_THE RECORDS_
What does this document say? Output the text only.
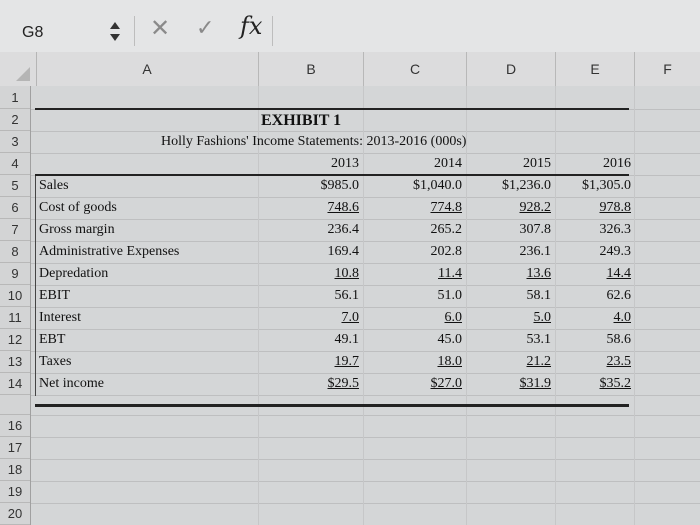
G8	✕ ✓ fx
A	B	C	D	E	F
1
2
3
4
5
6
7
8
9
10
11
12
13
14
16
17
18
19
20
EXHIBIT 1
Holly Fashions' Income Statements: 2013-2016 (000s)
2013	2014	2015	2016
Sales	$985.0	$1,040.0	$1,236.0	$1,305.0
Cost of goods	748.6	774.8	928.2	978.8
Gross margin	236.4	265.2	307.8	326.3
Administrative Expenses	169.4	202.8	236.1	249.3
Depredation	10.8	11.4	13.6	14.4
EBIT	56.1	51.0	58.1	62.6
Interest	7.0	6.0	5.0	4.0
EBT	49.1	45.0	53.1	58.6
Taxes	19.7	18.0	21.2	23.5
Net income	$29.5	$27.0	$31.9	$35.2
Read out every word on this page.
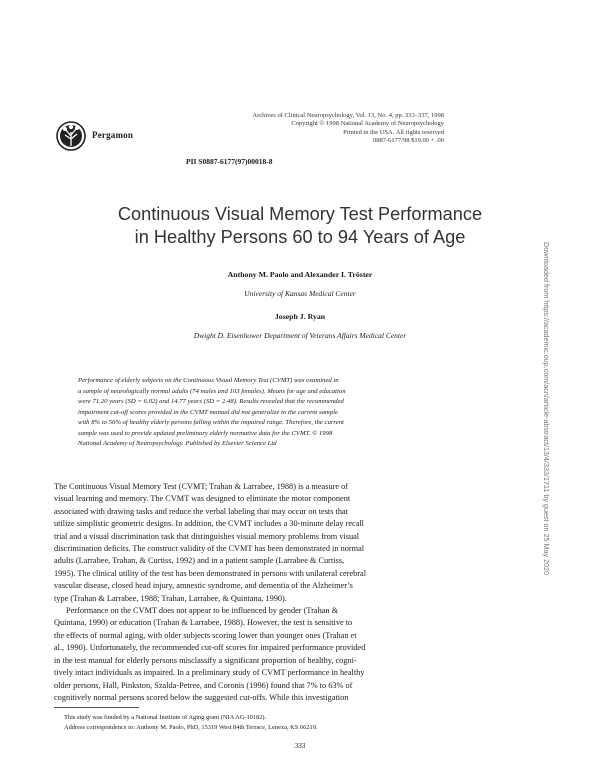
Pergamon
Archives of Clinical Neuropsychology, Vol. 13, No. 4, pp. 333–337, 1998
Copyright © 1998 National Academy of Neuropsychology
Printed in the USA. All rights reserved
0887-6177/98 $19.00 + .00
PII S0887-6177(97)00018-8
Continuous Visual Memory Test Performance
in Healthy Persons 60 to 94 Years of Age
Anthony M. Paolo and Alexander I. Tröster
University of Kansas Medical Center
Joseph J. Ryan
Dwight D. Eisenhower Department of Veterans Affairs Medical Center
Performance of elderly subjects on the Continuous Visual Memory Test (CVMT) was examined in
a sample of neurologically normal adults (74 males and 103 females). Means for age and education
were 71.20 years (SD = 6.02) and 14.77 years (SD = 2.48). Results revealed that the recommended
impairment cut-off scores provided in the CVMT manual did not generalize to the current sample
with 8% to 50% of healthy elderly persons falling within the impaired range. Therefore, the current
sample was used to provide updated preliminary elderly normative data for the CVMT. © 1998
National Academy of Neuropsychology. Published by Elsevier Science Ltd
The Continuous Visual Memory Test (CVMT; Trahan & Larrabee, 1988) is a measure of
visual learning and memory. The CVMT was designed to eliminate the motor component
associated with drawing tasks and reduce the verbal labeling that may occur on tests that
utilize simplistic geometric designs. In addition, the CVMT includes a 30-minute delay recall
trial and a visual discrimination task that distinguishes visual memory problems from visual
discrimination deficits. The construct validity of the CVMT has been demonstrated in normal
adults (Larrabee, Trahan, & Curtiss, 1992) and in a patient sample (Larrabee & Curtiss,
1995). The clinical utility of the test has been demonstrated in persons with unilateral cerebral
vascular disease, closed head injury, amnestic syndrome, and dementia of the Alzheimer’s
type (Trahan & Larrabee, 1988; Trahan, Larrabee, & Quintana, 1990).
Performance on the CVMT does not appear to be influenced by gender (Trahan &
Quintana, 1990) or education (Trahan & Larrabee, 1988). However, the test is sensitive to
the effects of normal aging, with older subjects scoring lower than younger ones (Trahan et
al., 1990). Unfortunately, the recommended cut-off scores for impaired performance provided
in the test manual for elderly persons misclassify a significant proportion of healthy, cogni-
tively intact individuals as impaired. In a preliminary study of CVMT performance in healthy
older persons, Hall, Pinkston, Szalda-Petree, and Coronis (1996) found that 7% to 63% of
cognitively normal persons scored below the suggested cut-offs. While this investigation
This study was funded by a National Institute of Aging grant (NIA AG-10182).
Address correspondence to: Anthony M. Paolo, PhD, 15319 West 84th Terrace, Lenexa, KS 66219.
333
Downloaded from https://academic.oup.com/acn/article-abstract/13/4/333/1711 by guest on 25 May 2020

_TASK GOAL_
Reproduce every line exactly and omit all pictures.

_OUTPUT OF THE EXERCISE_
What does this document say? Output the text only.
G8	✕ ✓ fx
A	B	C	D	E	F
1
2
3
4
5
6
7
8
9
10
11
12
13
14
16
17
18
19
20
EXHIBIT 1
Holly Fashions' Income Statements: 2013-2016 (000s)
2013	2014	2015	2016
Sales	$985.0	$1,040.0	$1,236.0	$1,305.0
Cost of goods	748.6	774.8	928.2	978.8
Gross margin	236.4	265.2	307.8	326.3
Administrative Expenses	169.4	202.8	236.1	249.3
Depredation	10.8	11.4	13.6	14.4
EBIT	56.1	51.0	58.1	62.6
Interest	7.0	6.0	5.0	4.0
EBT	49.1	45.0	53.1	58.6
Taxes	19.7	18.0	21.2	23.5
Net income	$29.5	$27.0	$31.9	$35.2
Read out every word on this page.
Pergamon
Archives of Clinical Neuropsychology, Vol. 13, No. 4, pp. 333–337, 1998
Copyright © 1998 National Academy of Neuropsychology
Printed in the USA. All rights reserved
0887-6177/98 $19.00 + .00
PII S0887-6177(97)00018-8
Continuous Visual Memory Test Performance
in Healthy Persons 60 to 94 Years of Age
Anthony M. Paolo and Alexander I. Tröster
University of Kansas Medical Center
Joseph J. Ryan
Dwight D. Eisenhower Department of Veterans Affairs Medical Center
Performance of elderly subjects on the Continuous Visual Memory Test (CVMT) was examined in
a sample of neurologically normal adults (74 males and 103 females). Means for age and education
were 71.20 years (SD = 6.02) and 14.77 years (SD = 2.48). Results revealed that the recommended
impairment cut-off scores provided in the CVMT manual did not generalize to the current sample
with 8% to 50% of healthy elderly persons falling within the impaired range. Therefore, the current
sample was used to provide updated preliminary elderly normative data for the CVMT. © 1998
National Academy of Neuropsychology. Published by Elsevier Science Ltd
The Continuous Visual Memory Test (CVMT; Trahan & Larrabee, 1988) is a measure of
visual learning and memory. The CVMT was designed to eliminate the motor component
associated with drawing tasks and reduce the verbal labeling that may occur on tests that
utilize simplistic geometric designs. In addition, the CVMT includes a 30-minute delay recall
trial and a visual discrimination task that distinguishes visual memory problems from visual
discrimination deficits. The construct validity of the CVMT has been demonstrated in normal
adults (Larrabee, Trahan, & Curtiss, 1992) and in a patient sample (Larrabee & Curtiss,
1995). The clinical utility of the test has been demonstrated in persons with unilateral cerebral
vascular disease, closed head injury, amnestic syndrome, and dementia of the Alzheimer’s
type (Trahan & Larrabee, 1988; Trahan, Larrabee, & Quintana, 1990).
Performance on the CVMT does not appear to be influenced by gender (Trahan &
Quintana, 1990) or education (Trahan & Larrabee, 1988). However, the test is sensitive to
the effects of normal aging, with older subjects scoring lower than younger ones (Trahan et
al., 1990). Unfortunately, the recommended cut-off scores for impaired performance provided
in the test manual for elderly persons misclassify a significant proportion of healthy, cogni-
tively intact individuals as impaired. In a preliminary study of CVMT performance in healthy
older persons, Hall, Pinkston, Szalda-Petree, and Coronis (1996) found that 7% to 63% of
cognitively normal persons scored below the suggested cut-offs. While this investigation
This study was funded by a National Institute of Aging grant (NIA AG-10182).
Address correspondence to: Anthony M. Paolo, PhD, 15319 West 84th Terrace, Lenexa, KS 66219.
333
Downloaded from https://academic.oup.com/acn/article-abstract/13/4/333/1711 by guest on 25 May 2020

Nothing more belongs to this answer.